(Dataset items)

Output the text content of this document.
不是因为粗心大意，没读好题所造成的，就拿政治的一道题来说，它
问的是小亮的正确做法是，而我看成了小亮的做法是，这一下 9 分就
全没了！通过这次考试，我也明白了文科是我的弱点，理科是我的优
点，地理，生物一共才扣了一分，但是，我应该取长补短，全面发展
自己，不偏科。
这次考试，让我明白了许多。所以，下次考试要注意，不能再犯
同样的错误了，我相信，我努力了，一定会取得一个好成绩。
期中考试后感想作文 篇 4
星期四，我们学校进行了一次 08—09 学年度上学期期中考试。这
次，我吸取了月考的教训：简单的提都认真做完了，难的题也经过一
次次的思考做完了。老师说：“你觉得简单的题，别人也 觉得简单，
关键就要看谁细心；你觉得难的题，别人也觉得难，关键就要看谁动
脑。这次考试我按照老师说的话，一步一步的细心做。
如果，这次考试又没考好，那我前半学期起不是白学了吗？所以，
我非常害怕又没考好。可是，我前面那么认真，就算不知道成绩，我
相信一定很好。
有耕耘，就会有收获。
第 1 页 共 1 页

What the exercise asks:
Set down all of the data above, word for word.

Solved exercise:
Output the text content of this document.
不是因为粗心大意，没读好题所造成的，就拿政治的一道题来说，它
问的是小亮的正确做法是，而我看成了小亮的做法是，这一下 9 分就
全没了！通过这次考试，我也明白了文科是我的弱点，理科是我的优
点，地理，生物一共才扣了一分，但是，我应该取长补短，全面发展
自己，不偏科。
这次考试，让我明白了许多。所以，下次考试要注意，不能再犯
同样的错误了，我相信，我努力了，一定会取得一个好成绩。
期中考试后感想作文 篇 4
星期四，我们学校进行了一次 08—09 学年度上学期期中考试。这
次，我吸取了月考的教训：简单的提都认真做完了，难的题也经过一
次次的思考做完了。老师说：“你觉得简单的题，别人也 觉得简单，
关键就要看谁细心；你觉得难的题，别人也觉得难，关键就要看谁动
脑。这次考试我按照老师说的话，一步一步的细心做。
如果，这次考试又没考好，那我前半学期起不是白学了吗？所以，
我非常害怕又没考好。可是，我前面那么认真，就算不知道成绩，我
相信一定很好。
有耕耘，就会有收获。
第 1 页 共 1 页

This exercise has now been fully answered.